Only lines holding the string "InputDecoration" are wanted; copy each one from the material.

——————————

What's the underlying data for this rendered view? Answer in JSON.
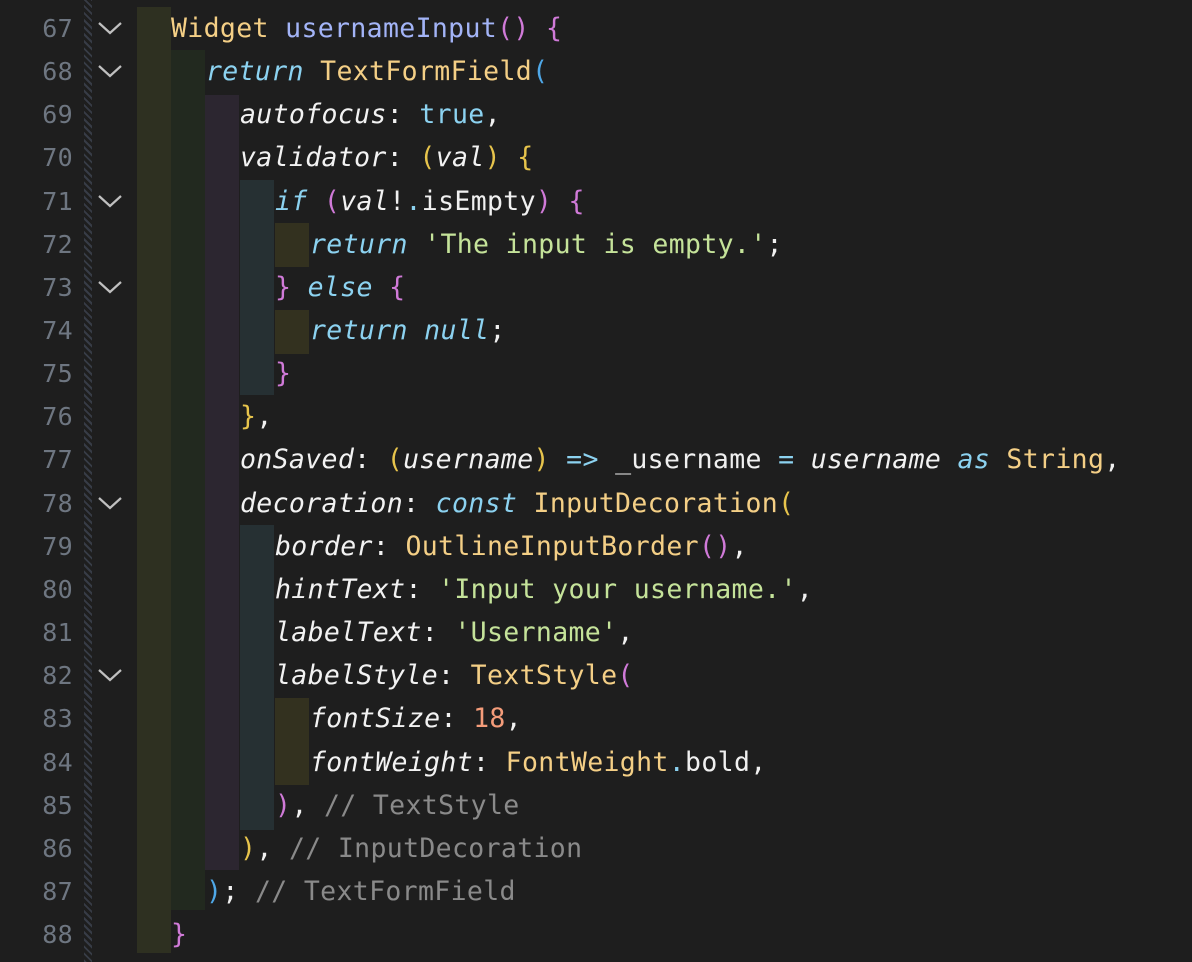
{
  "editor": {
    "line_numbers": [
      "67",
      "68",
      "69",
      "70",
      "71",
      "72",
      "73",
      "74",
      "75",
      "76",
      "77",
      "78",
      "79",
      "80",
      "81",
      "82",
      "83",
      "84",
      "85",
      "86",
      "87",
      "88"
    ],
    "fold_markers_on_lines": [
      "67",
      "68",
      "71",
      "73",
      "78",
      "82"
    ],
    "fold_icon": "chevron-down-icon",
    "colors": {
      "background": "#1e1e1e",
      "line_number": "#6e7681",
      "type": "#f4cf86",
      "function": "#a3b4f7",
      "keyword": "#8cd2f0",
      "string": "#c5e39a",
      "number": "#f49c7a",
      "comment": "#8a8a8a",
      "bracket_level_1": "#e7c44c",
      "bracket_level_2": "#d07ad8",
      "bracket_level_3": "#4fa8e8"
    },
    "code": {
      "l67": {
        "type": "Widget",
        "name": "usernameInput",
        "parens": "()",
        "brace": "{"
      },
      "l68": {
        "kw": "return",
        "cls": "TextFormField",
        "paren": "("
      },
      "l69": {
        "prop": "autofocus",
        "colon": ":",
        "value": "true",
        "comma": ","
      },
      "l70": {
        "prop": "validator",
        "colon": ":",
        "open": "(",
        "param": "val",
        "close": ")",
        "brace": "{"
      },
      "l71": {
        "kw": "if",
        "open": "(",
        "var": "val",
        "bang": "!",
        "dot": ".",
        "member": "isEmpty",
        "close": ")",
        "brace": "{"
      },
      "l72": {
        "kw": "return",
        "str": "'The input is empty.'",
        "semi": ";"
      },
      "l73": {
        "close": "}",
        "kw": "else",
        "open": "{"
      },
      "l74": {
        "kw": "return",
        "value": "null",
        "semi": ";"
      },
      "l75": {
        "close": "}"
      },
      "l76": {
        "close": "}",
        "comma": ","
      },
      "l77": {
        "prop": "onSaved",
        "colon": ":",
        "open": "(",
        "param": "username",
        "close": ")",
        "arrow": "=>",
        "field": "_username",
        "eq": "=",
        "param2": "username",
        "as": "as",
        "type": "String",
        "comma": ","
      },
      "l78": {
        "prop": "decoration",
        "colon": ":",
        "kw": "const",
        "cls": "InputDecoration",
        "open": "("
      },
      "l79": {
        "prop": "border",
        "colon": ":",
        "cls": "OutlineInputBorder",
        "parens": "()",
        "comma": ","
      },
      "l80": {
        "prop": "hintText",
        "colon": ":",
        "str": "'Input your username.'",
        "comma": ","
      },
      "l81": {
        "prop": "labelText",
        "colon": ":",
        "str": "'Username'",
        "comma": ","
      },
      "l82": {
        "prop": "labelStyle",
        "colon": ":",
        "cls": "TextStyle",
        "open": "("
      },
      "l83": {
        "prop": "fontSize",
        "colon": ":",
        "num": "18",
        "comma": ","
      },
      "l84": {
        "prop": "fontWeight",
        "colon": ":",
        "cls": "FontWeight",
        "dot": ".",
        "member": "bold",
        "comma": ","
      },
      "l85": {
        "close": ")",
        "comma": ",",
        "comment": "// TextStyle"
      },
      "l86": {
        "close": ")",
        "comma": ",",
        "comment": "// InputDecoration"
      },
      "l87": {
        "close": ")",
        "semi": ";",
        "comment": "// TextFormField"
      },
      "l88": {
        "close": "}"
      }
    }
  }
}
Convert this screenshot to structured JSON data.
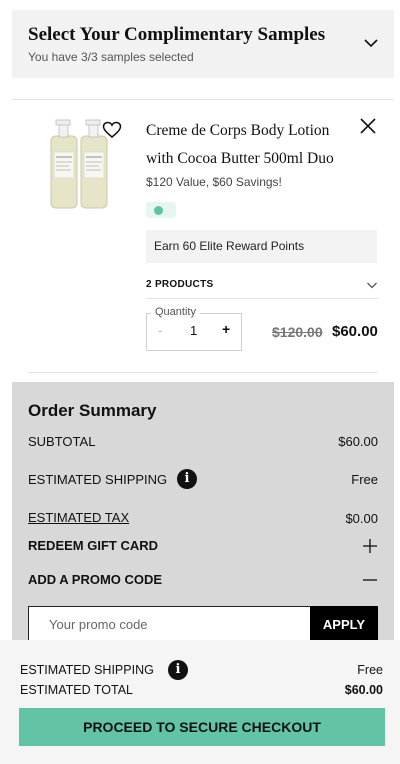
{
  "samples": {
    "title": "Select Your Complimentary Samples",
    "subtitle": "You have 3/3 samples selected",
    "toggle_icon": "chevron-down-icon"
  },
  "product": {
    "name": "Creme de Corps Body Lotion with Cocoa Butter 500ml Duo",
    "value_text": "$120 Value, $60 Savings!",
    "swatch_color": "#5cc3a6",
    "rewards_text": "Earn 60 Elite Reward Points",
    "products_label": "2 PRODUCTS",
    "quantity_label": "Quantity",
    "quantity_minus": "-",
    "quantity_value": "1",
    "quantity_plus": "+",
    "price_original": "$120.00",
    "price_sale": "$60.00",
    "icons": [
      "heart-icon",
      "close-icon",
      "chevron-down-icon"
    ]
  },
  "summary": {
    "title": "Order Summary",
    "subtotal_label": "SUBTOTAL",
    "subtotal_value": "$60.00",
    "shipping_label": "ESTIMATED SHIPPING",
    "shipping_value": "Free",
    "tax_label": "ESTIMATED TAX",
    "tax_value": "$0.00",
    "gift_card_label": "REDEEM GIFT CARD",
    "promo_label": "ADD A PROMO CODE",
    "promo_placeholder": "Your promo code",
    "apply_label": "APPLY",
    "info_glyph": "i"
  },
  "footer": {
    "shipping_label": "ESTIMATED SHIPPING",
    "shipping_value": "Free",
    "total_label": "ESTIMATED TOTAL",
    "total_value": "$60.00",
    "checkout_label": "PROCEED TO SECURE CHECKOUT",
    "checkout_color": "#62c3a6"
  }
}
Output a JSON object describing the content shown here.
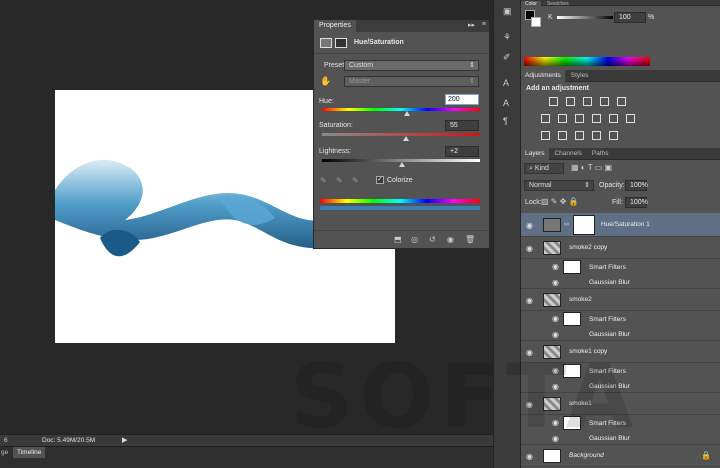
{
  "properties": {
    "tab": "Properties",
    "title": "Hue/Saturation",
    "preset_label": "Preset:",
    "preset_value": "Custom",
    "channel_value": "Master",
    "hue_label": "Hue:",
    "hue_value": "200",
    "saturation_label": "Saturation:",
    "saturation_value": "55",
    "lightness_label": "Lightness:",
    "lightness_value": "+2",
    "colorize_label": "Colorize",
    "colorize_checked": true
  },
  "status": {
    "zoom": "6",
    "doc": "Doc: 5.49M/20.5M"
  },
  "timeline": {
    "tab": "Timeline",
    "left_fragment": "ge"
  },
  "color_panel": {
    "tab": "Color",
    "tab2": "Swatches",
    "k_label": "K",
    "k_value": "100",
    "unit": "%"
  },
  "adjustments": {
    "tab": "Adjustments",
    "tab2": "Styles",
    "heading": "Add an adjustment"
  },
  "layers_panel": {
    "tabs": [
      "Layers",
      "Channels",
      "Paths"
    ],
    "kind": "Kind",
    "blend_mode": "Normal",
    "opacity_label": "Opacity:",
    "opacity_value": "100%",
    "lock_label": "Lock:",
    "fill_label": "Fill:",
    "fill_value": "100%"
  },
  "layers": [
    {
      "name": "Hue/Saturation 1"
    },
    {
      "name": "smoke2 copy",
      "smart": "Smart Filters",
      "filter": "Gaussian Blur"
    },
    {
      "name": "smoke2",
      "smart": "Smart Filters",
      "filter": "Gaussian Blur"
    },
    {
      "name": "smoke1 copy",
      "smart": "Smart Filters",
      "filter": "Gaussian Blur"
    },
    {
      "name": "smoke1",
      "smart": "Smart Filters",
      "filter": "Gaussian Blur"
    },
    {
      "name": "Background"
    }
  ],
  "watermark": "SOFTA"
}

——————————

→ RESULT OF THIS TASK
        "cls": "InputDecoration",
        "comment": "// InputDecoration"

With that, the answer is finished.